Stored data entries
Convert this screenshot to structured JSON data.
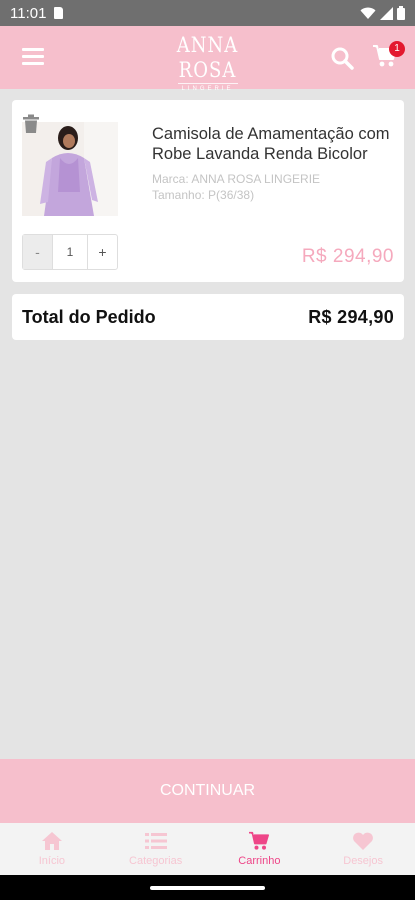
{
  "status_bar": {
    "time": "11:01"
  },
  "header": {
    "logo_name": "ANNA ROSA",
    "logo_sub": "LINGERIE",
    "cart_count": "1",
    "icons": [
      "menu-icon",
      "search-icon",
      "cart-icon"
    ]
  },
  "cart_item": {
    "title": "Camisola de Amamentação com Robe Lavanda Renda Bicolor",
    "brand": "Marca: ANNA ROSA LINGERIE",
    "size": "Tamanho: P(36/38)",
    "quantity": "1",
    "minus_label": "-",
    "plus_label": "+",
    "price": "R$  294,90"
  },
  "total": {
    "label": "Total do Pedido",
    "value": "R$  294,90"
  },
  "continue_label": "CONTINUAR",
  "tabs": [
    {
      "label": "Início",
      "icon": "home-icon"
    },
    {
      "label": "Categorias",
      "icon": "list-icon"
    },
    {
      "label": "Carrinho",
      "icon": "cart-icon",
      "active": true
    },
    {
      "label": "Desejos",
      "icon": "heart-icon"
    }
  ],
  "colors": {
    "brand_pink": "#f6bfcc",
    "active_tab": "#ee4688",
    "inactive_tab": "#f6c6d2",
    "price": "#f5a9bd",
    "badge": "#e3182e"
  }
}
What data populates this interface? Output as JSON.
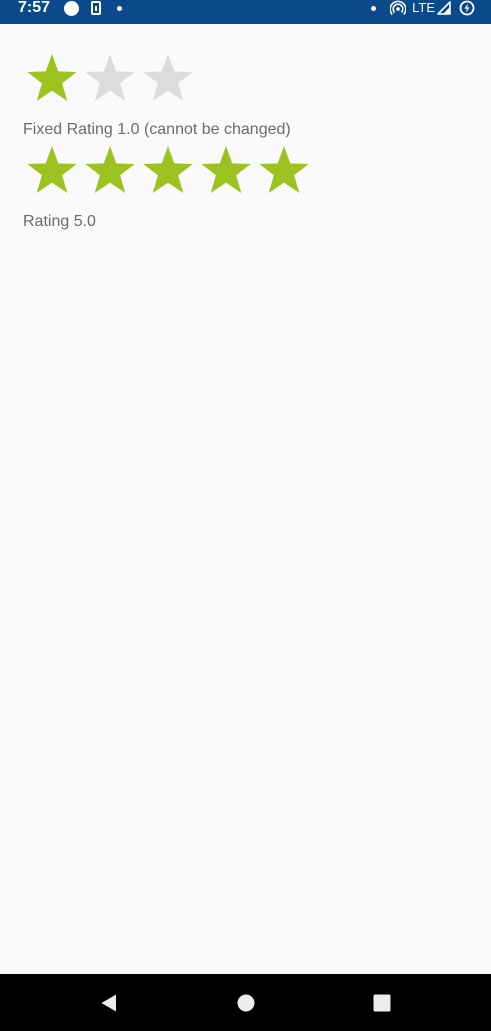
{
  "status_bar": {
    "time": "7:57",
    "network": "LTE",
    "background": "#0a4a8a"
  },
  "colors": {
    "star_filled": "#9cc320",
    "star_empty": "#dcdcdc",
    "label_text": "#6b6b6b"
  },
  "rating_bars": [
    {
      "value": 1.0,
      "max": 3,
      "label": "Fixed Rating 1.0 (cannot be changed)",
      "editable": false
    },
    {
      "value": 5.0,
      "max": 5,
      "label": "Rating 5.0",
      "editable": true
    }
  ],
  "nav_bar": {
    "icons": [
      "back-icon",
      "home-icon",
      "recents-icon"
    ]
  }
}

> **JOB**:
Transcribe the entries above verbatim, omitting their pictures.

> **RESULT FOR THIS TASK**:
Convert this screenshot to structured JSON data.
{
  "status_bar": {
    "time": "11:01"
  },
  "header": {
    "logo_name": "ANNA ROSA",
    "logo_sub": "LINGERIE",
    "cart_count": "1",
    "icons": [
      "menu-icon",
      "search-icon",
      "cart-icon"
    ]
  },
  "cart_item": {
    "title": "Camisola de Amamentação com Robe Lavanda Renda Bicolor",
    "brand": "Marca: ANNA ROSA LINGERIE",
    "size": "Tamanho: P(36/38)",
    "quantity": "1",
    "minus_label": "-",
    "plus_label": "+",
    "price": "R$  294,90"
  },
  "total": {
    "label": "Total do Pedido",
    "value": "R$  294,90"
  },
  "continue_label": "CONTINUAR",
  "tabs": [
    {
      "label": "Início",
      "icon": "home-icon"
    },
    {
      "label": "Categorias",
      "icon": "list-icon"
    },
    {
      "label": "Carrinho",
      "icon": "cart-icon",
      "active": true
    },
    {
      "label": "Desejos",
      "icon": "heart-icon"
    }
  ],
  "colors": {
    "brand_pink": "#f6bfcc",
    "active_tab": "#ee4688",
    "inactive_tab": "#f6c6d2",
    "price": "#f5a9bd",
    "badge": "#e3182e"
  }
}
What data populates this interface? Output as JSON.
{
  "status_bar": {
    "time": "7:57",
    "network": "LTE",
    "background": "#0a4a8a"
  },
  "colors": {
    "star_filled": "#9cc320",
    "star_empty": "#dcdcdc",
    "label_text": "#6b6b6b"
  },
  "rating_bars": [
    {
      "value": 1.0,
      "max": 3,
      "label": "Fixed Rating 1.0 (cannot be changed)",
      "editable": false
    },
    {
      "value": 5.0,
      "max": 5,
      "label": "Rating 5.0",
      "editable": true
    }
  ],
  "nav_bar": {
    "icons": [
      "back-icon",
      "home-icon",
      "recents-icon"
    ]
  }
}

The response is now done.